**Excerto do documento**
⁂

As palavras de ordem e outros momentos que marcaram o 25 de Abril
Celeste Caeiro distribuiu cravos, os cartazes saíram à rua, um político fez sucesso nas redes sociais e na Galiza cantou-se Zeca Afonso.
Massas de gente caminharam ruas acima, avenidas abaixo, cantaram, gritaram, dançaram, o movimento nunca parou — mesmo demorando horas e horas para percorrer um trajecto de poucos minutos. Celeste Caeiro, a mulher que distribuiu os cravos naquele “dia inicial” voltou a fazê-lo na celebração do cinquentenário do 25 de Abril, acompanhada pela família. Os cartazes, sempre inventivos, mostraram-se definidores de palavras de ordem. Em Lisboa, houve um líder político que fez sucesso nas redes sociais e, na Galiza, nuestros hermanos juntaram-se para cantar a liberdade.
A Revolução só é dos Cravos porque Celeste Caeiro os deu aos militares no dia 25 de Abril de 1974. A cafetaria onde trabalhava completava um ano e o patrão tinha comprado cravos para oferecer aos clientes. Nesse dia, não houve trabalho para ninguém. Os cravos iam estragar-se no armazém, por isso pediram aos funcionários que os levassem para casa — Celeste pegou nos cravos vermelhos e brancos e saiu à rua. Rui Tavares, porta-voz do Livre, sugeriu no discurso na sessão solene do 25 de Abril, na Assembleia da República, que Celeste Caeiro fosse homenageada com uma estátua na casa da democracia. Aos 91 anos, a mulher que deu nome à Revolução foi até à Avenida da Liberdade cheia de cravos nas mãos para dar.

⁂

**Dados fornecidos**
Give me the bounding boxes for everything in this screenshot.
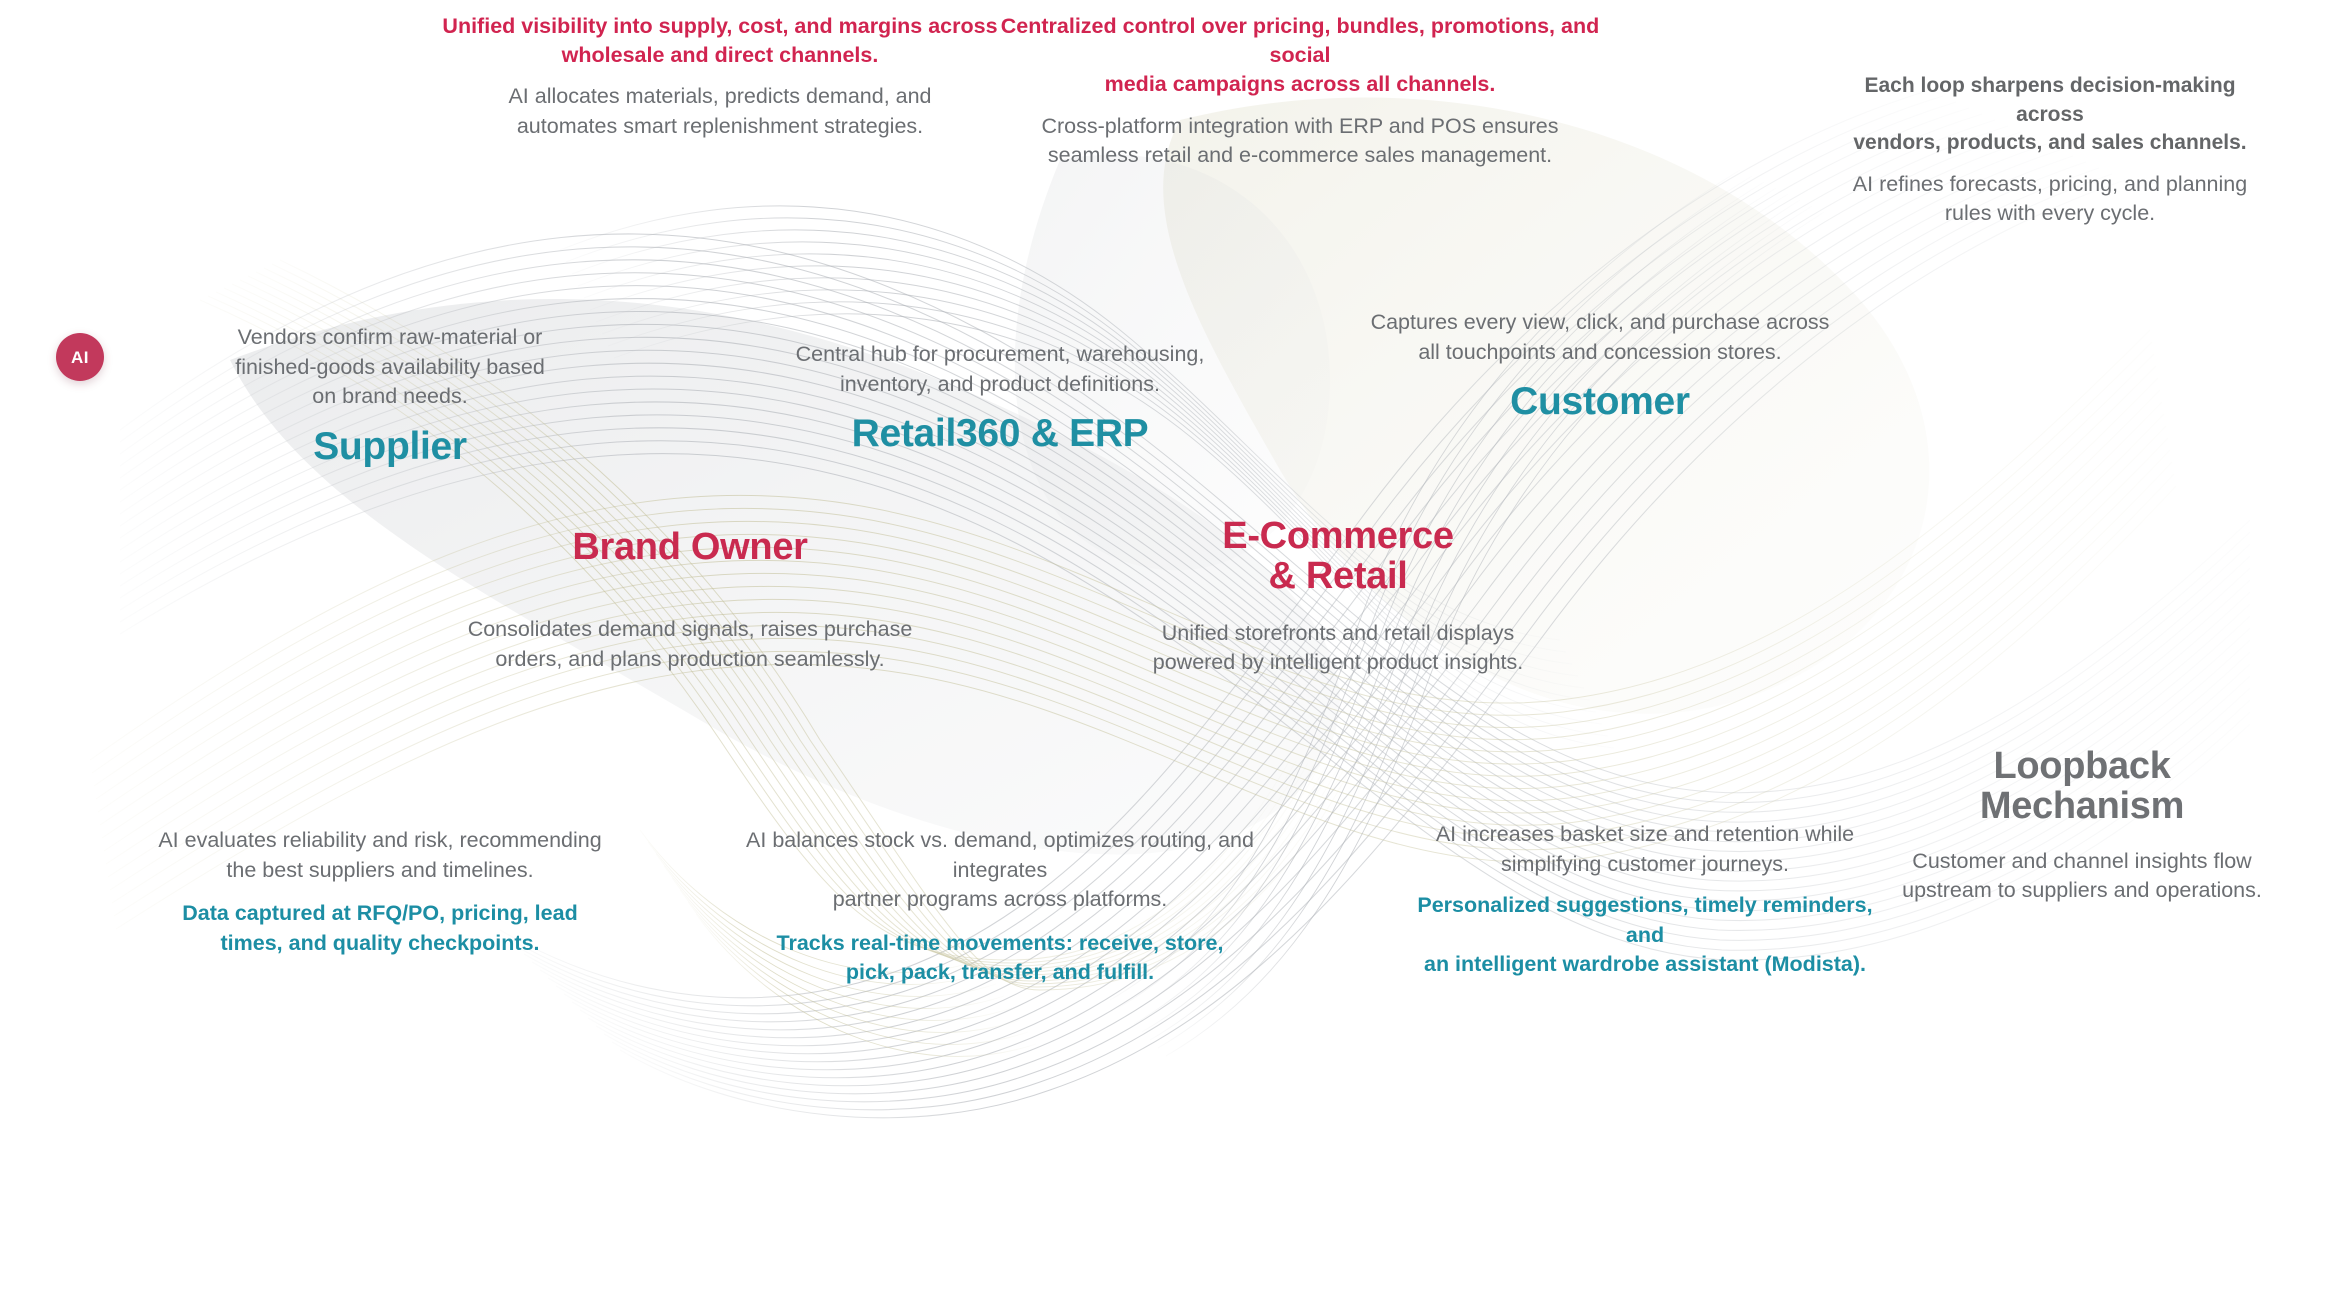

⁂

**O que fazer**
A: Responda, com base no texto sobre o 25 de Abril, às perguntas seguintes:
(i) Por quem estava acompanhada Celeste Caeiro quando voltou a distribuir cravos na celebração do cinquentenário?
(ii) Que data assinalava a cafetaria onde Celeste Caeiro trabalhava no dia 25 de Abril de 1974?
(iii) Com que idade foi Celeste Caeiro até à Avenida da Liberdade para dar cravos?
B: Transcreva fielmente o trecho do texto sobre o 25 de Abril que se inicia com as palavras “Massas de gente” e termina com “cantar a liberdade.”.
O material apresentado não é necessário para realizar as tarefas.

**Respostas por tarefa**
A:
(i) Pela família.
(ii) A cafetaria completava um ano.
(iii) Com 91 anos.

B:
Massas de gente caminharam ruas acima, avenidas abaixo, cantaram, gritaram, dançaram, o movimento nunca parou — mesmo demorando horas e horas para percorrer um trajecto de poucos minutos. Celeste Caeiro, a mulher que distribuiu os cravos naquele “dia inicial” voltou a fazê-lo na celebração do cinquentenário do 25 de Abril, acompanhada pela família. Os cartazes, sempre inventivos, mostraram-se definidores de palavras de ordem. Em Lisboa, houve um líder político que fez sucesso nas redes sociais e, na Galiza, nuestros hermanos juntaram-se para cantar a liberdade.